%%

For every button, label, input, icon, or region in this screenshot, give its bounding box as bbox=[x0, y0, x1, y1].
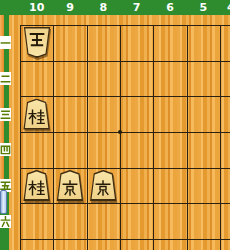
shogi-piece-king[interactable] bbox=[23, 27, 51, 58]
rank-kanji-label bbox=[0, 36, 11, 49]
board-square[interactable] bbox=[187, 168, 220, 204]
board-square[interactable] bbox=[187, 96, 220, 132]
board-square[interactable] bbox=[153, 25, 186, 61]
board-square[interactable] bbox=[120, 25, 153, 61]
file-number-label: 9 bbox=[53, 0, 86, 15]
file-number-label: 8 bbox=[87, 0, 120, 15]
board-square[interactable] bbox=[87, 25, 120, 61]
rank-kanji-label bbox=[0, 143, 11, 156]
board-square[interactable] bbox=[153, 61, 186, 97]
board-square[interactable] bbox=[220, 25, 230, 61]
board-square[interactable] bbox=[187, 239, 220, 250]
file-number-label: 7 bbox=[120, 0, 153, 15]
board-square[interactable] bbox=[220, 239, 230, 250]
board-square[interactable] bbox=[87, 203, 120, 239]
board-square[interactable] bbox=[120, 203, 153, 239]
board-square[interactable] bbox=[220, 168, 230, 204]
board-square[interactable] bbox=[220, 132, 230, 168]
rank-kanji-label bbox=[0, 72, 11, 85]
board-square[interactable] bbox=[220, 203, 230, 239]
board-square[interactable] bbox=[53, 96, 86, 132]
board-square[interactable] bbox=[187, 132, 220, 168]
file-number-label: 6 bbox=[153, 0, 186, 15]
board-square[interactable] bbox=[187, 203, 220, 239]
board-square[interactable] bbox=[53, 132, 86, 168]
board-square[interactable] bbox=[53, 239, 86, 250]
board-square[interactable] bbox=[53, 61, 86, 97]
left-rank-ruler bbox=[0, 15, 9, 250]
star-point bbox=[118, 130, 122, 134]
board-square[interactable] bbox=[187, 61, 220, 97]
rank-kanji-label bbox=[0, 108, 11, 121]
board-square[interactable] bbox=[120, 132, 153, 168]
board-square[interactable] bbox=[53, 25, 86, 61]
board-grid bbox=[20, 25, 230, 250]
board-square[interactable] bbox=[220, 61, 230, 97]
shogi-piece-knight[interactable] bbox=[23, 99, 51, 130]
rank-kanji-label bbox=[0, 215, 11, 228]
board-square[interactable] bbox=[220, 96, 230, 132]
board-square[interactable] bbox=[153, 239, 186, 250]
shogi-piece-kyo[interactable] bbox=[56, 170, 84, 201]
board-square[interactable] bbox=[120, 96, 153, 132]
board-square[interactable] bbox=[20, 132, 53, 168]
board-square[interactable] bbox=[153, 96, 186, 132]
board-square[interactable] bbox=[153, 203, 186, 239]
board-square[interactable] bbox=[20, 61, 53, 97]
board-square[interactable] bbox=[87, 239, 120, 250]
top-file-ruler: 10987654 bbox=[0, 0, 230, 15]
board-square[interactable] bbox=[120, 61, 153, 97]
board-square[interactable] bbox=[87, 96, 120, 132]
file-number-label: 5 bbox=[187, 0, 220, 15]
board-square[interactable] bbox=[187, 25, 220, 61]
board-square[interactable] bbox=[87, 61, 120, 97]
board-square[interactable] bbox=[20, 203, 53, 239]
board-square[interactable] bbox=[53, 203, 86, 239]
file-number-label: 4 bbox=[227, 0, 230, 15]
shogi-piece-knight[interactable] bbox=[23, 170, 51, 201]
shogi-piece-kyo[interactable] bbox=[89, 170, 117, 201]
file-number-label: 10 bbox=[20, 0, 53, 15]
vertical-scrollbar-thumb[interactable] bbox=[0, 190, 7, 214]
board-square[interactable] bbox=[87, 132, 120, 168]
board-square[interactable] bbox=[153, 168, 186, 204]
shogi-board-viewport: 10987654 bbox=[0, 0, 230, 250]
board-square[interactable] bbox=[120, 239, 153, 250]
board-square[interactable] bbox=[120, 168, 153, 204]
board-square[interactable] bbox=[20, 239, 53, 250]
board-square[interactable] bbox=[153, 132, 186, 168]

%%

◆ YOUR OBJECTIVE ◆
Can you copy the listing above word for word, starting at the line containing "shogi-piece-king[interactable] bbox=[23, 27, 51, 58]" and ending at the line containing "board-square[interactable] bbox=[120, 203, 153, 239]", with both of those lines included?

◆ SOLUTION ◆
shogi-piece-king[interactable] bbox=[23, 27, 51, 58]
rank-kanji-label bbox=[0, 36, 11, 49]
board-square[interactable] bbox=[187, 168, 220, 204]
board-square[interactable] bbox=[187, 96, 220, 132]
board-square[interactable] bbox=[153, 25, 186, 61]
board-square[interactable] bbox=[120, 25, 153, 61]
file-number-label: 9 bbox=[53, 0, 86, 15]
file-number-label: 8 bbox=[87, 0, 120, 15]
board-square[interactable] bbox=[87, 25, 120, 61]
rank-kanji-label bbox=[0, 143, 11, 156]
board-square[interactable] bbox=[153, 61, 186, 97]
board-square[interactable] bbox=[220, 25, 230, 61]
board-square[interactable] bbox=[187, 239, 220, 250]
file-number-label: 7 bbox=[120, 0, 153, 15]
board-square[interactable] bbox=[220, 239, 230, 250]
board-square[interactable] bbox=[87, 203, 120, 239]
board-square[interactable] bbox=[120, 203, 153, 239]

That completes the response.